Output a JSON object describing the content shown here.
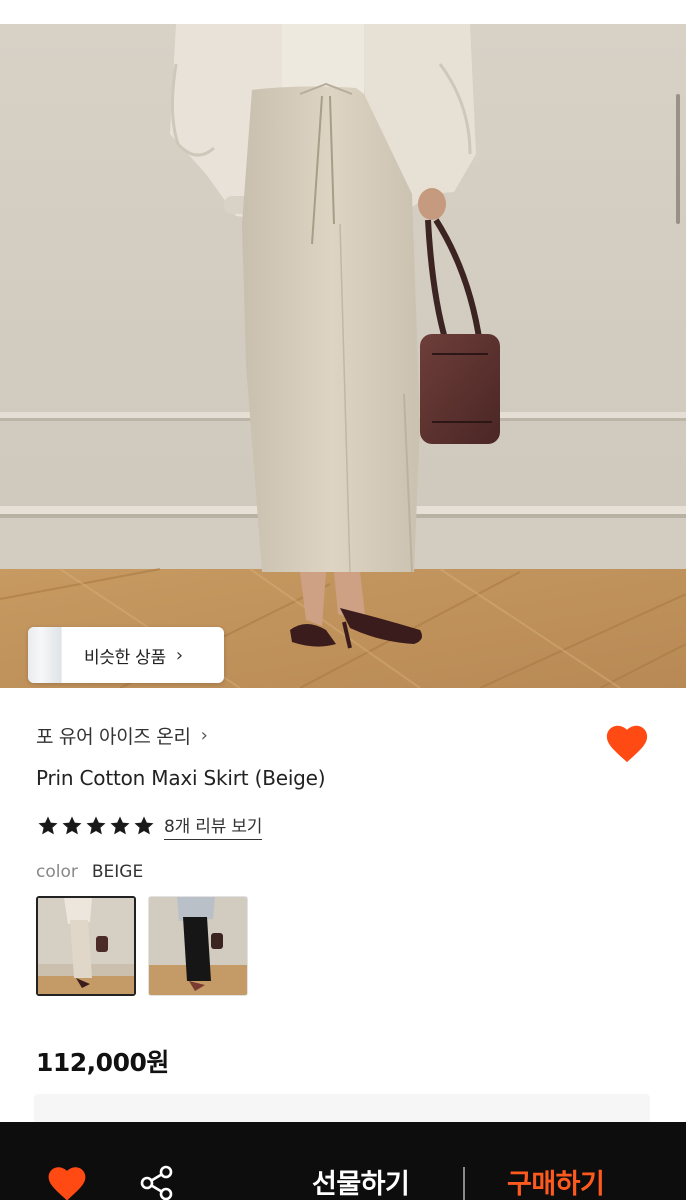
{
  "hero": {
    "similar_button_label": "비슷한 상품",
    "similar_button_chevron": "›"
  },
  "product": {
    "brand": "포 유어 아이즈 온리",
    "brand_chevron": "›",
    "title": "Prin Cotton Maxi Skirt (Beige)",
    "rating": 5,
    "rating_max": 5,
    "review_link": "8개 리뷰 보기",
    "color_label": "color",
    "color_value": "BEIGE",
    "swatches": [
      {
        "name": "beige",
        "selected": true
      },
      {
        "name": "black",
        "selected": false
      }
    ],
    "price": "112,000원",
    "wishlisted": true
  },
  "bottom_bar": {
    "gift_label": "선물하기",
    "buy_label": "구매하기"
  },
  "colors": {
    "accent": "#ff5a1e",
    "heart": "#ff4a14",
    "bar_background": "#0d0d0d"
  },
  "icons": {
    "wishlist": "heart-icon",
    "share": "share-icon",
    "rating": "star-icon",
    "chevron": "chevron-right-icon"
  }
}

> **Exercise goal**
Return each line of the data, keeping its wording exact and omitting pictures.

> **The answer**
Output a JSON object describing the content shown here.
{
  "hero": {
    "similar_button_label": "비슷한 상품",
    "similar_button_chevron": "›"
  },
  "product": {
    "brand": "포 유어 아이즈 온리",
    "brand_chevron": "›",
    "title": "Prin Cotton Maxi Skirt (Beige)",
    "rating": 5,
    "rating_max": 5,
    "review_link": "8개 리뷰 보기",
    "color_label": "color",
    "color_value": "BEIGE",
    "swatches": [
      {
        "name": "beige",
        "selected": true
      },
      {
        "name": "black",
        "selected": false
      }
    ],
    "price": "112,000원",
    "wishlisted": true
  },
  "bottom_bar": {
    "gift_label": "선물하기",
    "buy_label": "구매하기"
  },
  "colors": {
    "accent": "#ff5a1e",
    "heart": "#ff4a14",
    "bar_background": "#0d0d0d"
  },
  "icons": {
    "wishlist": "heart-icon",
    "share": "share-icon",
    "rating": "star-icon",
    "chevron": "chevron-right-icon"
  }
}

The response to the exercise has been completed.